◆ GIVEN TASK: Check each line of the records below and collect those that include the word "color".

◆ SOURCE RECORDS:
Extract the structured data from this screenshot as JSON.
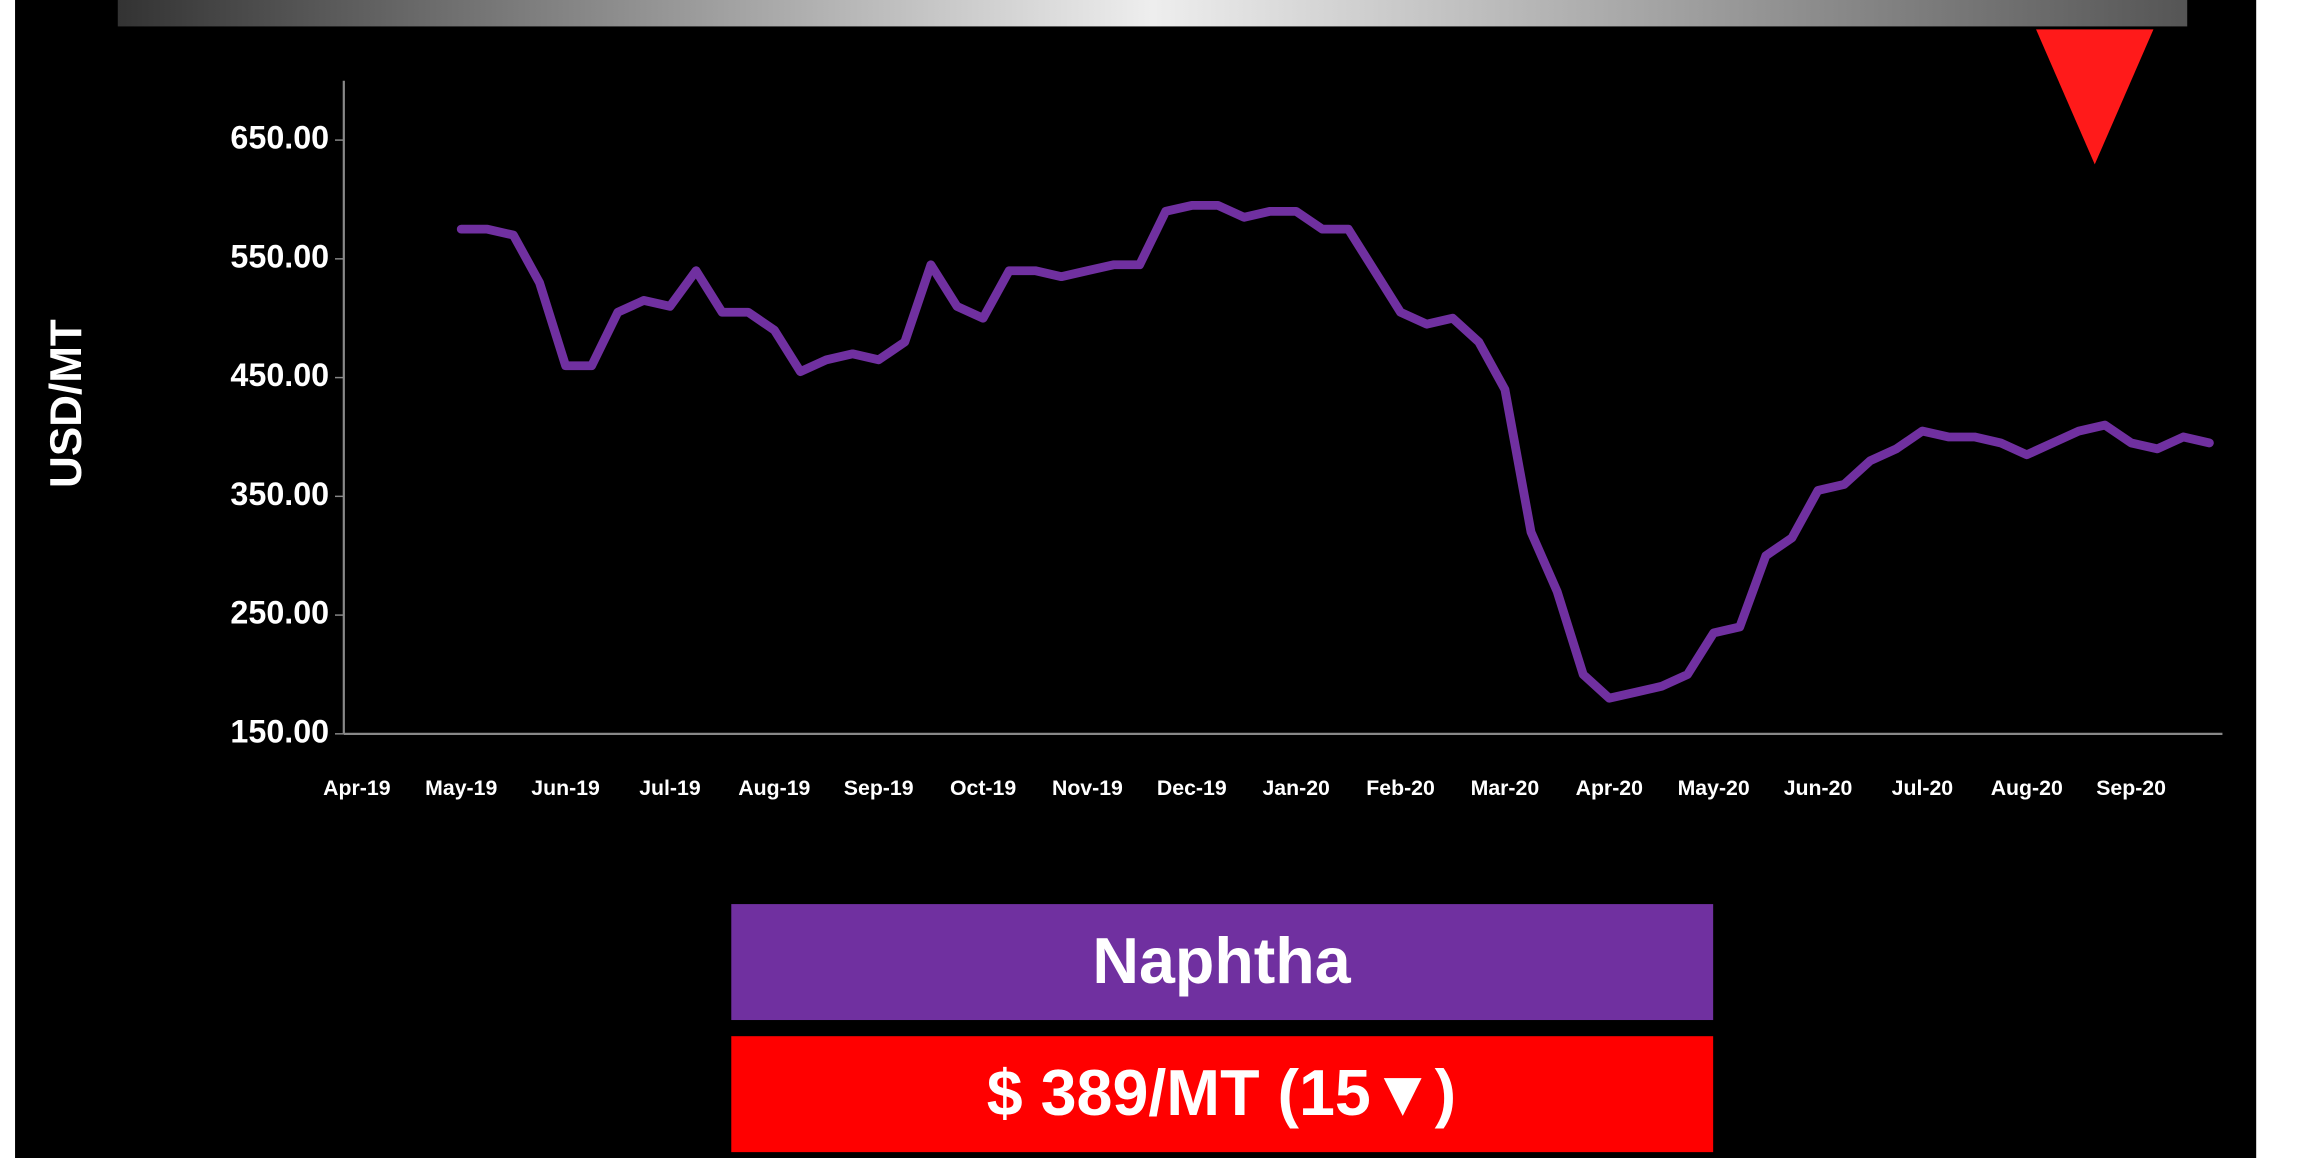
{
  "chart_data": {
    "type": "line",
    "y_label": "USD/MT",
    "categories": [
      "Apr-19",
      null,
      null,
      null,
      "May-19",
      null,
      null,
      null,
      "Jun-19",
      null,
      null,
      null,
      "Jul-19",
      null,
      null,
      null,
      "Aug-19",
      null,
      null,
      null,
      "Sep-19",
      null,
      null,
      null,
      "Oct-19",
      null,
      null,
      null,
      "Nov-19",
      null,
      null,
      null,
      "Dec-19",
      null,
      null,
      null,
      "Jan-20",
      null,
      null,
      null,
      "Feb-20",
      null,
      null,
      null,
      "Mar-20",
      null,
      null,
      null,
      "Apr-20",
      null,
      null,
      null,
      "May-20",
      null,
      null,
      null,
      "Jun-20",
      null,
      null,
      null,
      "Jul-20",
      null,
      null,
      null,
      "Aug-20",
      null,
      null,
      null,
      "Sep-20",
      null,
      null,
      null
    ],
    "series": [
      {
        "name": "Naphtha",
        "color": "#7030a0",
        "values": [
          null,
          null,
          null,
          null,
          575,
          575,
          570,
          530,
          460,
          460,
          505,
          515,
          510,
          540,
          505,
          505,
          490,
          455,
          465,
          470,
          465,
          480,
          545,
          510,
          500,
          540,
          540,
          535,
          540,
          545,
          545,
          590,
          595,
          595,
          585,
          590,
          590,
          575,
          575,
          540,
          505,
          495,
          500,
          480,
          440,
          320,
          270,
          200,
          180,
          185,
          190,
          200,
          235,
          240,
          300,
          315,
          355,
          360,
          380,
          390,
          405,
          400,
          400,
          395,
          385,
          395,
          405,
          410,
          395,
          390,
          400,
          395
        ]
      }
    ],
    "ylim": [
      150,
      700
    ],
    "yticks": [
      {
        "value": 150,
        "label": "150.00"
      },
      {
        "value": 250,
        "label": "250.00"
      },
      {
        "value": 350,
        "label": "350.00"
      },
      {
        "value": 450,
        "label": "450.00"
      },
      {
        "value": 550,
        "label": "550.00"
      },
      {
        "value": 650,
        "label": "650.00"
      }
    ]
  },
  "banner": {
    "product": "Naphtha",
    "price": "$ 389/MT (15▼)"
  }
}
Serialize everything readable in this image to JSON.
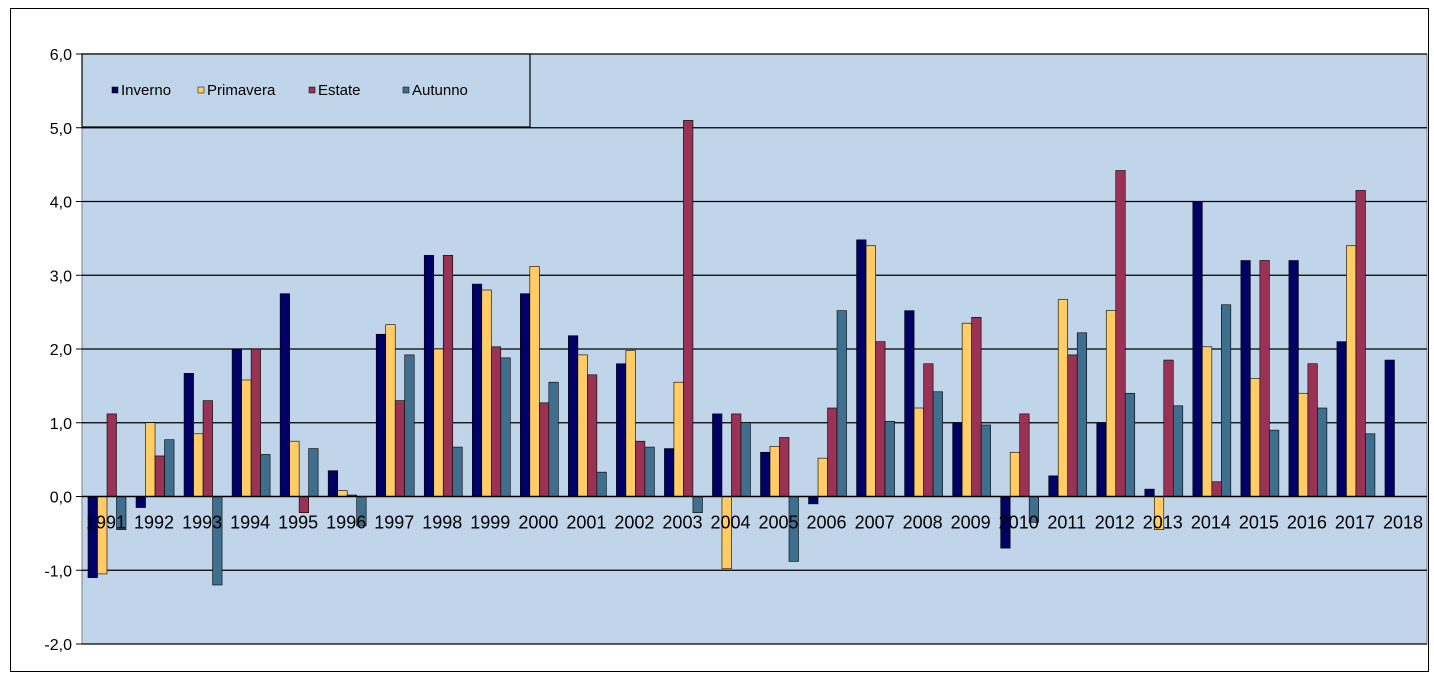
{
  "chart_data": {
    "type": "bar",
    "title": "",
    "xlabel": "",
    "ylabel": "",
    "ylim": [
      -2,
      6
    ],
    "yticks": [
      "6,0",
      "5,0",
      "4,0",
      "3,0",
      "2,0",
      "1,0",
      "0,0",
      "-1,0",
      "-2,0"
    ],
    "ytick_values": [
      6,
      5,
      4,
      3,
      2,
      1,
      0,
      -1,
      -2
    ],
    "grid": true,
    "legend_position": "top-left",
    "plot_background": "#c0d4ea",
    "categories": [
      "1991",
      "1992",
      "1993",
      "1994",
      "1995",
      "1996",
      "1997",
      "1998",
      "1999",
      "2000",
      "2001",
      "2002",
      "2003",
      "2004",
      "2005",
      "2006",
      "2007",
      "2008",
      "2009",
      "2010",
      "2011",
      "2012",
      "2013",
      "2014",
      "2015",
      "2016",
      "2017",
      "2018"
    ],
    "series": [
      {
        "name": "Inverno",
        "color": "#000066",
        "values": [
          -1.1,
          -0.15,
          1.67,
          2.0,
          2.75,
          0.35,
          2.2,
          3.27,
          2.88,
          2.75,
          2.18,
          1.8,
          0.65,
          1.12,
          0.6,
          -0.1,
          3.48,
          2.52,
          1.0,
          -0.7,
          0.28,
          1.0,
          0.1,
          4.0,
          3.2,
          3.2,
          2.1,
          1.85
        ]
      },
      {
        "name": "Primavera",
        "color": "#ffcc66",
        "values": [
          -1.05,
          1.0,
          0.85,
          1.58,
          0.75,
          0.08,
          2.33,
          2.0,
          2.8,
          3.12,
          1.92,
          1.98,
          1.55,
          -0.98,
          0.68,
          0.52,
          3.4,
          1.2,
          2.35,
          0.6,
          2.67,
          2.52,
          -0.45,
          2.03,
          1.6,
          1.4,
          3.4,
          null
        ]
      },
      {
        "name": "Estate",
        "color": "#993355",
        "values": [
          1.12,
          0.55,
          1.3,
          2.0,
          -0.22,
          0.02,
          1.3,
          3.27,
          2.03,
          1.27,
          1.65,
          0.75,
          5.1,
          1.12,
          0.8,
          1.2,
          2.1,
          1.8,
          2.43,
          1.12,
          1.92,
          4.42,
          1.85,
          0.2,
          3.2,
          1.8,
          4.15,
          null
        ]
      },
      {
        "name": "Autunno",
        "color": "#3e6f8e",
        "values": [
          -0.45,
          0.77,
          -1.2,
          0.57,
          0.65,
          -0.4,
          1.92,
          0.67,
          1.88,
          1.55,
          0.33,
          0.67,
          -0.22,
          1.0,
          -0.88,
          2.52,
          1.02,
          1.42,
          0.97,
          -0.35,
          2.22,
          1.4,
          1.23,
          2.6,
          0.9,
          1.2,
          0.85,
          null
        ]
      }
    ]
  }
}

◆ FULL OUTPUT:
        "color": "#7030a0",
        "color": "#000066",
        "color": "#ffcc66",
        "color": "#993355",
        "color": "#3e6f8e",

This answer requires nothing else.